Below is a set of records; print all of them exactly as written.

**** ITEMS ****

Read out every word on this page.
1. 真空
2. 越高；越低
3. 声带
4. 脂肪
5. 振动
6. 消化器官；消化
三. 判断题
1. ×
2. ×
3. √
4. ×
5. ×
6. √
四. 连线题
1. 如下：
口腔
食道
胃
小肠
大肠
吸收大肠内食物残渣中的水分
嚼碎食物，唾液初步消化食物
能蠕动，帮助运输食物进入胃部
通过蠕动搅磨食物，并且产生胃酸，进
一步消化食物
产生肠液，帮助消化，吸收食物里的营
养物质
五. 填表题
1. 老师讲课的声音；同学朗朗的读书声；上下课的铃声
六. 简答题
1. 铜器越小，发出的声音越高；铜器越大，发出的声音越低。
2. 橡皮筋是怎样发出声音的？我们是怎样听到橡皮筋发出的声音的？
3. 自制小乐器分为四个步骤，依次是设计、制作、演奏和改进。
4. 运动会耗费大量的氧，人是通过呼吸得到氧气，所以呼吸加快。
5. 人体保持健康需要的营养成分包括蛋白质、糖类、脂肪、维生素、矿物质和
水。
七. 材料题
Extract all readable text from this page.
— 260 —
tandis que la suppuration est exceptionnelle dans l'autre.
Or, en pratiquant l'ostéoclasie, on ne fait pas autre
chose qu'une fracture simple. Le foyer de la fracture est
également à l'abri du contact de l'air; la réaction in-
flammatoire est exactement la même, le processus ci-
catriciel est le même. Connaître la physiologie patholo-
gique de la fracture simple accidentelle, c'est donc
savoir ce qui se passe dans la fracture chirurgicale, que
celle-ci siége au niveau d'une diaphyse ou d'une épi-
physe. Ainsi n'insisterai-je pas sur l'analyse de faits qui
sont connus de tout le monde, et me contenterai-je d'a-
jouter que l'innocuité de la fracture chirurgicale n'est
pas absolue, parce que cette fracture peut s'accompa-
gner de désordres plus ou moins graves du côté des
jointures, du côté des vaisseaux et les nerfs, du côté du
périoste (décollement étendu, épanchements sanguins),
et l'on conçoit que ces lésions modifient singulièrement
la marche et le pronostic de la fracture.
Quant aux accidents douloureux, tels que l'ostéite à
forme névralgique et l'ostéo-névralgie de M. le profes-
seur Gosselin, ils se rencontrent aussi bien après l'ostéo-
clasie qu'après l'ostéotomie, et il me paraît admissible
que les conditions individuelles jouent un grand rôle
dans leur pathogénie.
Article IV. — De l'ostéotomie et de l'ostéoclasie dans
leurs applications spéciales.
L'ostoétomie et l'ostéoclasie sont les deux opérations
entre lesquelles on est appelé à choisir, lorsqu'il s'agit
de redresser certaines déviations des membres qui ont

****

### [SOLUTION]
Read out every word on this page.
1. 真空
2. 越高；越低
3. 声带
4. 脂肪
5. 振动
6. 消化器官；消化
三. 判断题
1. ×
2. ×
3. √
4. ×
5. ×
6. √
四. 连线题
1. 如下：
口腔
食道
胃
小肠
大肠
吸收大肠内食物残渣中的水分
嚼碎食物，唾液初步消化食物
能蠕动，帮助运输食物进入胃部
通过蠕动搅磨食物，并且产生胃酸，进
一步消化食物
产生肠液，帮助消化，吸收食物里的营
养物质
五. 填表题
1. 老师讲课的声音；同学朗朗的读书声；上下课的铃声
六. 简答题
1. 铜器越小，发出的声音越高；铜器越大，发出的声音越低。
2. 橡皮筋是怎样发出声音的？我们是怎样听到橡皮筋发出的声音的？
3. 自制小乐器分为四个步骤，依次是设计、制作、演奏和改进。
4. 运动会耗费大量的氧，人是通过呼吸得到氧气，所以呼吸加快。
5. 人体保持健康需要的营养成分包括蛋白质、糖类、脂肪、维生素、矿物质和
水。
七. 材料题
Extract all readable text from this page.
— 260 —
tandis que la suppuration est exceptionnelle dans l'autre.
Or, en pratiquant l'ostéoclasie, on ne fait pas autre
chose qu'une fracture simple. Le foyer de la fracture est
également à l'abri du contact de l'air; la réaction in-
flammatoire est exactement la même, le processus ci-
catriciel est le même. Connaître la physiologie patholo-
gique de la fracture simple accidentelle, c'est donc
savoir ce qui se passe dans la fracture chirurgicale, que
celle-ci siége au niveau d'une diaphyse ou d'une épi-
physe. Ainsi n'insisterai-je pas sur l'analyse de faits qui
sont connus de tout le monde, et me contenterai-je d'a-
jouter que l'innocuité de la fracture chirurgicale n'est
pas absolue, parce que cette fracture peut s'accompa-
gner de désordres plus ou moins graves du côté des
jointures, du côté des vaisseaux et les nerfs, du côté du
périoste (décollement étendu, épanchements sanguins),
et l'on conçoit que ces lésions modifient singulièrement
la marche et le pronostic de la fracture.
Quant aux accidents douloureux, tels que l'ostéite à
forme névralgique et l'ostéo-névralgie de M. le profes-
seur Gosselin, ils se rencontrent aussi bien après l'ostéo-
clasie qu'après l'ostéotomie, et il me paraît admissible
que les conditions individuelles jouent un grand rôle
dans leur pathogénie.
Article IV. — De l'ostéotomie et de l'ostéoclasie dans
leurs applications spéciales.
L'ostoétomie et l'ostéoclasie sont les deux opérations
entre lesquelles on est appelé à choisir, lorsqu'il s'agit
de redresser certaines déviations des membres qui ont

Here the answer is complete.